(Data Opens)
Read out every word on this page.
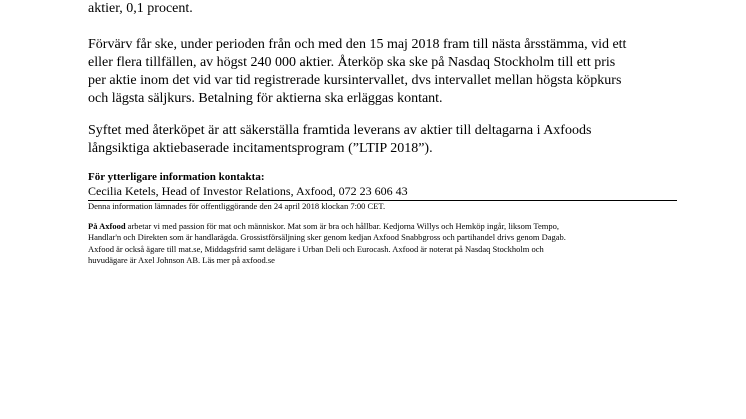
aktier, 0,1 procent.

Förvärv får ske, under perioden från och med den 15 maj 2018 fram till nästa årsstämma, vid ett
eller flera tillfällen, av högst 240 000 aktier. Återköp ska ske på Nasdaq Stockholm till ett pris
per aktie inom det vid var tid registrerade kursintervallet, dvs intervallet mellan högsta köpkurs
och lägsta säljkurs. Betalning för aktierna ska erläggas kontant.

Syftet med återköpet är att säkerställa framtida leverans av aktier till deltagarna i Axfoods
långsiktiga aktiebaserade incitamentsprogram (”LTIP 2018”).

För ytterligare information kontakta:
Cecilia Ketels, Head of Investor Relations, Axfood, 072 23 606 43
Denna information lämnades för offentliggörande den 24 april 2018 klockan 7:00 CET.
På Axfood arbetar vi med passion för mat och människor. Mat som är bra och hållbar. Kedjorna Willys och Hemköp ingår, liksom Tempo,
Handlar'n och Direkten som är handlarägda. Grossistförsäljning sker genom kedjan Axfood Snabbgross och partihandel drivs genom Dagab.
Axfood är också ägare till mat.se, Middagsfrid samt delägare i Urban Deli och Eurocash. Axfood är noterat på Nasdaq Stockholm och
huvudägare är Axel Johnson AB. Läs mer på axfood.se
(Data Closes)
(Data Opens)
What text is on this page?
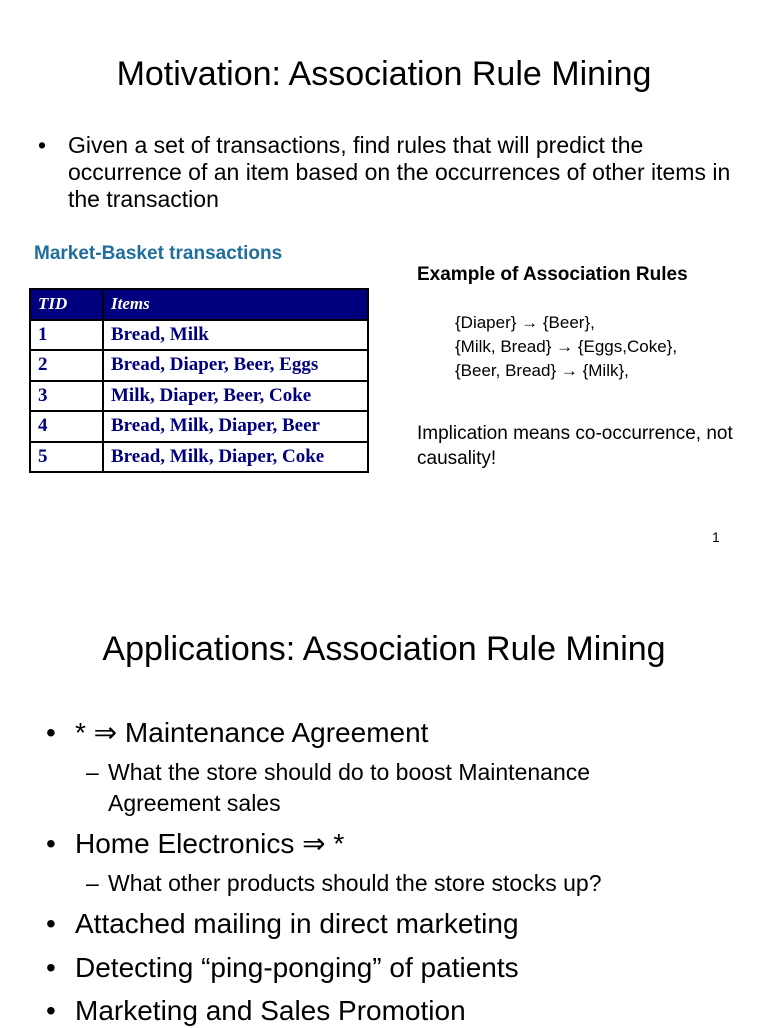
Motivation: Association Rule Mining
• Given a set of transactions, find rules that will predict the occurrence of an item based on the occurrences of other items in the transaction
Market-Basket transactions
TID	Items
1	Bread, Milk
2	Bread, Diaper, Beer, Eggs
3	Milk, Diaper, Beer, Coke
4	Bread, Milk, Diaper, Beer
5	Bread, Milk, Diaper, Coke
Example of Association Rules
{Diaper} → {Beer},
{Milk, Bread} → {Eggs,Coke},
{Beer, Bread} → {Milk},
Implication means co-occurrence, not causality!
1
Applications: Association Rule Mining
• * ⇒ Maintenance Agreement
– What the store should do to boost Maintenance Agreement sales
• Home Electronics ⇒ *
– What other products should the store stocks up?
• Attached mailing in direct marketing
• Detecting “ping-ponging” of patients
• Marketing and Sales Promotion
(Data Closes)
## Your task
Check each line of the records above, and copy those that hold the word "occurrence".

## Written answer
• Given a set of transactions, find rules that will predict the occurrence of an item based on the occurrences of other items in the transaction
Implication means co-occurrence, not causality!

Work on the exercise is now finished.